═══ Passage to read ═══
In this episode, Trent responds to a scandalously weak argument against evolution based on claims of human dinosaur coexistence.

Transcription:

Recently Kennedy Hall and Taylor Marshall were discussing the legend of St. George the Dragon Slayer and at one point Hall claimed that medieval depictions of dragons were actually depictions of dinosaurs that survived Noah’s flood.

Other young earth creationists also claim to have evidence of dinosaurs living among human beings that disproves evolution. And today I’m going to talk about why that’s a bad argument Catholics shouldn’t use because of the harm it can cause.

First, I want  to address something Hall and Marshall said about Catholic Answers and evolution.

Now, if Marshall just said evolution is false, we wouldn’t be dogmatic about it. Some Catholic Answers staff might agree with him and others might disagree. But if he said, “*the Church* teaches theistic evolution is false”, then I will be very dogmatic because that’s not what the Church teaches.

I want to make it clear that the Catholic church does not have a teaching about the theory of evolution or the extinction of the dinosaurs. You can be a faithful Catholic and deny or accept evolution. You can be a faithful Catholic and believe the sun revolves around the earth. The Church doesn’t teach on these scientific questions. Now Hall says he does not want to dogmatize young earth creationism and I appreciate him saying that. He just asks that people like me not use evolution to evangelize others:

Evangelism means to share the good news of salvation in Christ, and part of that good news is that a loving God made the world. And we *can* use things the Church doesn’t teach to show that. The Church doesn’t teach that atomic theory is true, and the universe is composed of four fundamental forces that are finely tuned for our existence, but this can be really helpful in proving the Gospel truth that God made the world to an atheist.

Hall may be referring to this article by chemist Stacey Trasanco where she explains what she means by evangelizing through evolution. She writes “We should be evangelizing through science, showing others how the ubiquitous order and beauty in creation, from electron orbitals to human life to cosmic galaxies, enriches faith and points beyond the physical realm.”
═══
» Problems and tasks
**A)** According to the transcript on evolution and dinosaurs, what did Kennedy Hall claim medieval depictions of dragons actually were?
**B)** Write a continuation of the transcript on evolution and dinosaurs, picking up after its final sentence.
═══ Provided data ═══
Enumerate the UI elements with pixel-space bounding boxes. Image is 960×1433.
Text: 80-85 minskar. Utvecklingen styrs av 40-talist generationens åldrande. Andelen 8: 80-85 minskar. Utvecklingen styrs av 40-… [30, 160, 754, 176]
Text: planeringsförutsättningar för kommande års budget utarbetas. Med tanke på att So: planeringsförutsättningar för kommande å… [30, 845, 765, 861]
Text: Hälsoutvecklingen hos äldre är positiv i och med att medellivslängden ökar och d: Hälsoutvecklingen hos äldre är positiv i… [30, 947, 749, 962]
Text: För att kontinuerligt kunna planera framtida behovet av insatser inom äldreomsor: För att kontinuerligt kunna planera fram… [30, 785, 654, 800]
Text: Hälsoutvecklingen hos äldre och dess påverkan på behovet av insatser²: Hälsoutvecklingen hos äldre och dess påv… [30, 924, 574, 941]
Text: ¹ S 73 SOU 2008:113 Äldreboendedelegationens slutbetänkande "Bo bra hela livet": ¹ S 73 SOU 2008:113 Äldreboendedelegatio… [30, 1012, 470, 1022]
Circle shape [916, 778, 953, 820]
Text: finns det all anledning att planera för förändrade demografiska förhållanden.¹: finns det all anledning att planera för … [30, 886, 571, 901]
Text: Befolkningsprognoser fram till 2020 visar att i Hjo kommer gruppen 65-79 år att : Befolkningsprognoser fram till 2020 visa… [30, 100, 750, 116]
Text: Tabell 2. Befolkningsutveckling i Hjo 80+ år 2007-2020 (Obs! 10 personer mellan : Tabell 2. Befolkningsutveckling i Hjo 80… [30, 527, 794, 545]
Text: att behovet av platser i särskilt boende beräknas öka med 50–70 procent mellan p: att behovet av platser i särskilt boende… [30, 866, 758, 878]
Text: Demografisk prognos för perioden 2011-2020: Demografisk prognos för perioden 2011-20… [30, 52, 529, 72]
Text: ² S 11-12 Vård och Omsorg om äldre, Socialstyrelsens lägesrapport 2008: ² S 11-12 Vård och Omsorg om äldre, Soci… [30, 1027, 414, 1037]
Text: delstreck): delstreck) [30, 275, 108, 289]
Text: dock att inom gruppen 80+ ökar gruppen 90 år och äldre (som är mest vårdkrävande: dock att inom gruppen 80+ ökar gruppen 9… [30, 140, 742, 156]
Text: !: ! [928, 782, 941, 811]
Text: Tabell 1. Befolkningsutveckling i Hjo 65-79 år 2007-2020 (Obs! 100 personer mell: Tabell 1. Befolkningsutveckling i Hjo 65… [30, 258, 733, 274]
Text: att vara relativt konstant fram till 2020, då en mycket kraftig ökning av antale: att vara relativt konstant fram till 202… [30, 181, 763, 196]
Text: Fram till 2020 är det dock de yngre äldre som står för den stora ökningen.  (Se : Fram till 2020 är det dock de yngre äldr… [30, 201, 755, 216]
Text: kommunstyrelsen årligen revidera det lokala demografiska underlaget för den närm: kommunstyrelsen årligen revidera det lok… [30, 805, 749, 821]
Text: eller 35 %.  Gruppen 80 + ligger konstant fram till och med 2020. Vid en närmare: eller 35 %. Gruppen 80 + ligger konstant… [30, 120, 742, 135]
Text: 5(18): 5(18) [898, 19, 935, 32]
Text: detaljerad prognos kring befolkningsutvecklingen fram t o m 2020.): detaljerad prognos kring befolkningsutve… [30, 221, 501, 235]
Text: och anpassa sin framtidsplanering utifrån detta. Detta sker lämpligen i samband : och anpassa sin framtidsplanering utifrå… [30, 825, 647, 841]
═══
» Responses to the exercise
**A)** Depictions of dinosaurs that survived Noah's flood.

**B)**
Also, if Hall wants Catholics to not use evolution to try and prove Catholicism is true, I would just ask him to reciprocate, don’t use bad young earth creationist arguments to try and prove Catholicism is true. You don’t need those arguments to prove Catholicism to a Protestant or an Orthodox young earther because they already believe in a young earth. It’s other doctrines like the papacy that are the major stumbling blocks for them.

But in using these arguments with non-religious people, you create stumbling blocks for those who lack an encounter with Christ, people who truly need the Gospel. This is especially true if you try to convince someone to abandon atheism by saying evolution must be false because we know dinosaurs and human beings lived side by side a few hundred years ago.

One way young earth creationists argue for this is to point to ancient and medieval depictions of creatures that look like dinosaurs and say this shows the artist witnessed dinosaurs in real life. I once saw a Catholic young earth creationist appeal to the supposed dinosaur of Ta Prohm in Northwest Cambodia. One of the reliefs in this temple supposedly that depicts a Stegosaurus that lived among the Cambodians about a thousand years ago.

But the only part of the relief that makes this look like a Stegosaurus are the flaps on the back. But when you zoom out you see that these are decorative petals that can be found throughout the entire relief. If that’s what they are then the creature in question could be an iguana or a Rhino since it doesn’t have other traits unique to Stegosaurus like tail spikes and the head is far too small. Or it could be mythical since at the bottom of the relief there is a half-monkey half dog creature. This certainly doesn’t prove Stegosauruses lived among the Cambodians a thousand years ago, especially since no stegosaurus fossils have been found in Cambodia.

It being a mythical creature also explains images of dragons and other creatures found in ancient and medieval artwork, consider Kennedy Hall’s claim that a medieval Chinese dragon is actually a dinosaur.

People in the past also made descriptions of creatures like the Phoenix or the minotaur but that doesn’t mean those creatures actually existed. Why not think this is a mythical creature?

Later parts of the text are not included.